[Figure record listings]
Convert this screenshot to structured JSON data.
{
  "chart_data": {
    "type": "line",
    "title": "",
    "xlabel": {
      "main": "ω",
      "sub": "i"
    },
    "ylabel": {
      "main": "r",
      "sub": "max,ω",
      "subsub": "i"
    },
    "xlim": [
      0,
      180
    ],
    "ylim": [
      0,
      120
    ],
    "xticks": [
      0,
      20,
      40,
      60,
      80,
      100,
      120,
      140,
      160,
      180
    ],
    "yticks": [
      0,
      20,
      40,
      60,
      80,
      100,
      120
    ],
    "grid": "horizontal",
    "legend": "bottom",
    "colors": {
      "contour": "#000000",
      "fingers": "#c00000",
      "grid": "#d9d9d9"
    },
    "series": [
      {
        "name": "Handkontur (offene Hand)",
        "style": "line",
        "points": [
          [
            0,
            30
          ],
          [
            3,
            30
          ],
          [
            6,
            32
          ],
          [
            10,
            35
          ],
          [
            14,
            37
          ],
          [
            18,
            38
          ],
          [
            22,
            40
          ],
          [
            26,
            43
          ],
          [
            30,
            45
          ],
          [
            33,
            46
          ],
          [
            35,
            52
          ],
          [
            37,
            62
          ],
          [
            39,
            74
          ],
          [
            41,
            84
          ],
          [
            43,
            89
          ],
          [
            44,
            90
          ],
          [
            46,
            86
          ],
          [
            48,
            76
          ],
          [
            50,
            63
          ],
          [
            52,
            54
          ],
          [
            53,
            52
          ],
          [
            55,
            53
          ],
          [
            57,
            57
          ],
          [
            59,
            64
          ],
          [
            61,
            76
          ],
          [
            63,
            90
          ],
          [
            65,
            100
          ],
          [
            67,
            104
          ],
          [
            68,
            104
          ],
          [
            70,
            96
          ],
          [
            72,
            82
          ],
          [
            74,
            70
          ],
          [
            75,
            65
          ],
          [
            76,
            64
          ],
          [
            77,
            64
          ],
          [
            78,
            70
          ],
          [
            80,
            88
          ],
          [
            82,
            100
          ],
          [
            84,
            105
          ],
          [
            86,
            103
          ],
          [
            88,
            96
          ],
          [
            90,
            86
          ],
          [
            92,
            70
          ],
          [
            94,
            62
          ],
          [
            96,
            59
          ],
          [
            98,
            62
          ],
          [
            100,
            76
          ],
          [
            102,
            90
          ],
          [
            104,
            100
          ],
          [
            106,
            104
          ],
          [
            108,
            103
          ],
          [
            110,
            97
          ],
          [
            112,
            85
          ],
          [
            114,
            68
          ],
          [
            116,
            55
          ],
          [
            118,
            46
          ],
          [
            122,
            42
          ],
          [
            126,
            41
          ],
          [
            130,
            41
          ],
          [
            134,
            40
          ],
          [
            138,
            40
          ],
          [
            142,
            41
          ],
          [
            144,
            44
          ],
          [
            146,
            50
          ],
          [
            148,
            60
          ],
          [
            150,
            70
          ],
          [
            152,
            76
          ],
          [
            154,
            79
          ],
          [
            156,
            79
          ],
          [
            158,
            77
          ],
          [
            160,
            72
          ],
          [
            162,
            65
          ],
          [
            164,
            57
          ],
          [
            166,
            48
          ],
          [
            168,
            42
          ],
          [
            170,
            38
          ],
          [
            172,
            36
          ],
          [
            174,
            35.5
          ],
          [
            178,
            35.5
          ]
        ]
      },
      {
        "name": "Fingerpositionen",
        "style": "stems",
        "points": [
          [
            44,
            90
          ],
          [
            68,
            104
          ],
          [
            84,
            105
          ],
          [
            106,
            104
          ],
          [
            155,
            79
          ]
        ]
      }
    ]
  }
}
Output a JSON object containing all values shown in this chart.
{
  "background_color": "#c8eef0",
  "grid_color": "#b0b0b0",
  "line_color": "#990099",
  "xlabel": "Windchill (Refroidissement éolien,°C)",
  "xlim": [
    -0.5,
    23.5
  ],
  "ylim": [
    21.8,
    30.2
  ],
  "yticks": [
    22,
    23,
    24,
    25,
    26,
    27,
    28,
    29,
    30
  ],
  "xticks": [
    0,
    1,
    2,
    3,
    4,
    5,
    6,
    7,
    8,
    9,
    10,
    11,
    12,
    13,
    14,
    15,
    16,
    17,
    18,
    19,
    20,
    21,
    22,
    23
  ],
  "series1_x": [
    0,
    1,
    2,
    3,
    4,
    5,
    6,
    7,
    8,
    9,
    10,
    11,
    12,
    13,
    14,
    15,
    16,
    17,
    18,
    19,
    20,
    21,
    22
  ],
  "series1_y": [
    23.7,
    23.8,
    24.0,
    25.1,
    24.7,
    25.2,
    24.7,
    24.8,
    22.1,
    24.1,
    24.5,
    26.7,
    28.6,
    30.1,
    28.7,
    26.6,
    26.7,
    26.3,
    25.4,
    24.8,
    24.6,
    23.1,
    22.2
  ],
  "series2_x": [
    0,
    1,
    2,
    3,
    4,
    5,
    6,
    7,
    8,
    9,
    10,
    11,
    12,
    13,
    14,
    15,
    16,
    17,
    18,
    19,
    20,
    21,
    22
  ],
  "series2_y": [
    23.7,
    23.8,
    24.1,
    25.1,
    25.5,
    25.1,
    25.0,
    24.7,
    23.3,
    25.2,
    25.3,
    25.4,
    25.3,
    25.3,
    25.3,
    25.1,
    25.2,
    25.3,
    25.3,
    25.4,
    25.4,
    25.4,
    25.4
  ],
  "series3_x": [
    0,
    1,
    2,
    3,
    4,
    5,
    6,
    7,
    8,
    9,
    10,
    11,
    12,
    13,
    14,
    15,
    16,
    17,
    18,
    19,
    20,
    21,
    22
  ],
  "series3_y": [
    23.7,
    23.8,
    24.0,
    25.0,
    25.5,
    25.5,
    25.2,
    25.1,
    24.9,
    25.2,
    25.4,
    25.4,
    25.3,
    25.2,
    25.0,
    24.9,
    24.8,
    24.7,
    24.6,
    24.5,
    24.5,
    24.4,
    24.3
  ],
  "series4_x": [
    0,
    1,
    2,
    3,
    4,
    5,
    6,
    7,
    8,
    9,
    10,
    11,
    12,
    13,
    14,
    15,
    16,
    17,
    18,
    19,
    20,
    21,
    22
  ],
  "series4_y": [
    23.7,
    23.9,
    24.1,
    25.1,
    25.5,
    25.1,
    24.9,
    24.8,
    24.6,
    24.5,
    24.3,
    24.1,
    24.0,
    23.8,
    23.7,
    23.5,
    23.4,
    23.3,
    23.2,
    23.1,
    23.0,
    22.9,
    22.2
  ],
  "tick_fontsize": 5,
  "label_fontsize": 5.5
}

→ **Task brief**: Go through the listing and copy all of it exactly.

→ **Full output**:
Convert this screenshot to structured JSON data.
{
  "chart_data": {
    "type": "line",
    "title": "",
    "xlabel": {
      "main": "ω",
      "sub": "i"
    },
    "ylabel": {
      "main": "r",
      "sub": "max,ω",
      "subsub": "i"
    },
    "xlim": [
      0,
      180
    ],
    "ylim": [
      0,
      120
    ],
    "xticks": [
      0,
      20,
      40,
      60,
      80,
      100,
      120,
      140,
      160,
      180
    ],
    "yticks": [
      0,
      20,
      40,
      60,
      80,
      100,
      120
    ],
    "grid": "horizontal",
    "legend": "bottom",
    "colors": {
      "contour": "#000000",
      "fingers": "#c00000",
      "grid": "#d9d9d9"
    },
    "series": [
      {
        "name": "Handkontur (offene Hand)",
        "style": "line",
        "points": [
          [
            0,
            30
          ],
          [
            3,
            30
          ],
          [
            6,
            32
          ],
          [
            10,
            35
          ],
          [
            14,
            37
          ],
          [
            18,
            38
          ],
          [
            22,
            40
          ],
          [
            26,
            43
          ],
          [
            30,
            45
          ],
          [
            33,
            46
          ],
          [
            35,
            52
          ],
          [
            37,
            62
          ],
          [
            39,
            74
          ],
          [
            41,
            84
          ],
          [
            43,
            89
          ],
          [
            44,
            90
          ],
          [
            46,
            86
          ],
          [
            48,
            76
          ],
          [
            50,
            63
          ],
          [
            52,
            54
          ],
          [
            53,
            52
          ],
          [
            55,
            53
          ],
          [
            57,
            57
          ],
          [
            59,
            64
          ],
          [
            61,
            76
          ],
          [
            63,
            90
          ],
          [
            65,
            100
          ],
          [
            67,
            104
          ],
          [
            68,
            104
          ],
          [
            70,
            96
          ],
          [
            72,
            82
          ],
          [
            74,
            70
          ],
          [
            75,
            65
          ],
          [
            76,
            64
          ],
          [
            77,
            64
          ],
          [
            78,
            70
          ],
          [
            80,
            88
          ],
          [
            82,
            100
          ],
          [
            84,
            105
          ],
          [
            86,
            103
          ],
          [
            88,
            96
          ],
          [
            90,
            86
          ],
          [
            92,
            70
          ],
          [
            94,
            62
          ],
          [
            96,
            59
          ],
          [
            98,
            62
          ],
          [
            100,
            76
          ],
          [
            102,
            90
          ],
          [
            104,
            100
          ],
          [
            106,
            104
          ],
          [
            108,
            103
          ],
          [
            110,
            97
          ],
          [
            112,
            85
          ],
          [
            114,
            68
          ],
          [
            116,
            55
          ],
          [
            118,
            46
          ],
          [
            122,
            42
          ],
          [
            126,
            41
          ],
          [
            130,
            41
          ],
          [
            134,
            40
          ],
          [
            138,
            40
          ],
          [
            142,
            41
          ],
          [
            144,
            44
          ],
          [
            146,
            50
          ],
          [
            148,
            60
          ],
          [
            150,
            70
          ],
          [
            152,
            76
          ],
          [
            154,
            79
          ],
          [
            156,
            79
          ],
          [
            158,
            77
          ],
          [
            160,
            72
          ],
          [
            162,
            65
          ],
          [
            164,
            57
          ],
          [
            166,
            48
          ],
          [
            168,
            42
          ],
          [
            170,
            38
          ],
          [
            172,
            36
          ],
          [
            174,
            35.5
          ],
          [
            178,
            35.5
          ]
        ]
      },
      {
        "name": "Fingerpositionen",
        "style": "stems",
        "points": [
          [
            44,
            90
          ],
          [
            68,
            104
          ],
          [
            84,
            105
          ],
          [
            106,
            104
          ],
          [
            155,
            79
          ]
        ]
      }
    ]
  }
}
Output a JSON object containing all values shown in this chart.
{
  "background_color": "#c8eef0",
  "grid_color": "#b0b0b0",
  "line_color": "#990099",
  "xlabel": "Windchill (Refroidissement éolien,°C)",
  "xlim": [
    -0.5,
    23.5
  ],
  "ylim": [
    21.8,
    30.2
  ],
  "yticks": [
    22,
    23,
    24,
    25,
    26,
    27,
    28,
    29,
    30
  ],
  "xticks": [
    0,
    1,
    2,
    3,
    4,
    5,
    6,
    7,
    8,
    9,
    10,
    11,
    12,
    13,
    14,
    15,
    16,
    17,
    18,
    19,
    20,
    21,
    22,
    23
  ],
  "series1_x": [
    0,
    1,
    2,
    3,
    4,
    5,
    6,
    7,
    8,
    9,
    10,
    11,
    12,
    13,
    14,
    15,
    16,
    17,
    18,
    19,
    20,
    21,
    22
  ],
  "series1_y": [
    23.7,
    23.8,
    24.0,
    25.1,
    24.7,
    25.2,
    24.7,
    24.8,
    22.1,
    24.1,
    24.5,
    26.7,
    28.6,
    30.1,
    28.7,
    26.6,
    26.7,
    26.3,
    25.4,
    24.8,
    24.6,
    23.1,
    22.2
  ],
  "series2_x": [
    0,
    1,
    2,
    3,
    4,
    5,
    6,
    7,
    8,
    9,
    10,
    11,
    12,
    13,
    14,
    15,
    16,
    17,
    18,
    19,
    20,
    21,
    22
  ],
  "series2_y": [
    23.7,
    23.8,
    24.1,
    25.1,
    25.5,
    25.1,
    25.0,
    24.7,
    23.3,
    25.2,
    25.3,
    25.4,
    25.3,
    25.3,
    25.3,
    25.1,
    25.2,
    25.3,
    25.3,
    25.4,
    25.4,
    25.4,
    25.4
  ],
  "series3_x": [
    0,
    1,
    2,
    3,
    4,
    5,
    6,
    7,
    8,
    9,
    10,
    11,
    12,
    13,
    14,
    15,
    16,
    17,
    18,
    19,
    20,
    21,
    22
  ],
  "series3_y": [
    23.7,
    23.8,
    24.0,
    25.0,
    25.5,
    25.5,
    25.2,
    25.1,
    24.9,
    25.2,
    25.4,
    25.4,
    25.3,
    25.2,
    25.0,
    24.9,
    24.8,
    24.7,
    24.6,
    24.5,
    24.5,
    24.4,
    24.3
  ],
  "series4_x": [
    0,
    1,
    2,
    3,
    4,
    5,
    6,
    7,
    8,
    9,
    10,
    11,
    12,
    13,
    14,
    15,
    16,
    17,
    18,
    19,
    20,
    21,
    22
  ],
  "series4_y": [
    23.7,
    23.9,
    24.1,
    25.1,
    25.5,
    25.1,
    24.9,
    24.8,
    24.6,
    24.5,
    24.3,
    24.1,
    24.0,
    23.8,
    23.7,
    23.5,
    23.4,
    23.3,
    23.2,
    23.1,
    23.0,
    22.9,
    22.2
  ],
  "tick_fontsize": 5,
  "label_fontsize": 5.5
}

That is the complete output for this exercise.